» Instruction: Copy all the material that follows, keeping every character the same.

━━ Provided records ━━

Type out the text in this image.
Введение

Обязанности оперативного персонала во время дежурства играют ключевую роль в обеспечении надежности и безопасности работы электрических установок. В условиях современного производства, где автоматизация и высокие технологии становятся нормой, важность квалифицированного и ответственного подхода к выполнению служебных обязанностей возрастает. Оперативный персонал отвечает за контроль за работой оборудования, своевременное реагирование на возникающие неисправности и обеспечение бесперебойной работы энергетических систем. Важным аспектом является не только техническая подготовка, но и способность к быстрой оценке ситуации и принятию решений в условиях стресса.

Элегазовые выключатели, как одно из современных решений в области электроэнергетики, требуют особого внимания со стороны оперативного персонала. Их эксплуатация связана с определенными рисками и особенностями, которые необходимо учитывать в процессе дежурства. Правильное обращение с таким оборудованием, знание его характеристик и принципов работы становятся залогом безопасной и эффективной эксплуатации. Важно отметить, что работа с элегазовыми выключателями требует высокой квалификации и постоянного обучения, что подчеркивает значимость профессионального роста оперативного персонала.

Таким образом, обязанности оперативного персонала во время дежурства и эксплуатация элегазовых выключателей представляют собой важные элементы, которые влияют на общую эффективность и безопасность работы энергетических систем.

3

━━━

» Solution for this exercise:
Type out the text in this image.
Введение

Обязанности оперативного персонала во время дежурства играют ключевую роль в обеспечении надежности и безопасности работы электрических установок. В условиях современного производства, где автоматизация и высокие технологии становятся нормой, важность квалифицированного и ответственного подхода к выполнению служебных обязанностей возрастает. Оперативный персонал отвечает за контроль за работой оборудования, своевременное реагирование на возникающие неисправности и обеспечение бесперебойной работы энергетических систем. Важным аспектом является не только техническая подготовка, но и способность к быстрой оценке ситуации и принятию решений в условиях стресса.

Элегазовые выключатели, как одно из современных решений в области электроэнергетики, требуют особого внимания со стороны оперативного персонала. Их эксплуатация связана с определенными рисками и особенностями, которые необходимо учитывать в процессе дежурства. Правильное обращение с таким оборудованием, знание его характеристик и принципов работы становятся залогом безопасной и эффективной эксплуатации. Важно отметить, что работа с элегазовыми выключателями требует высокой квалификации и постоянного обучения, что подчеркивает значимость профессионального роста оперативного персонала.

Таким образом, обязанности оперативного персонала во время дежурства и эксплуатация элегазовых выключателей представляют собой важные элементы, которые влияют на общую эффективность и безопасность работы энергетических систем.

3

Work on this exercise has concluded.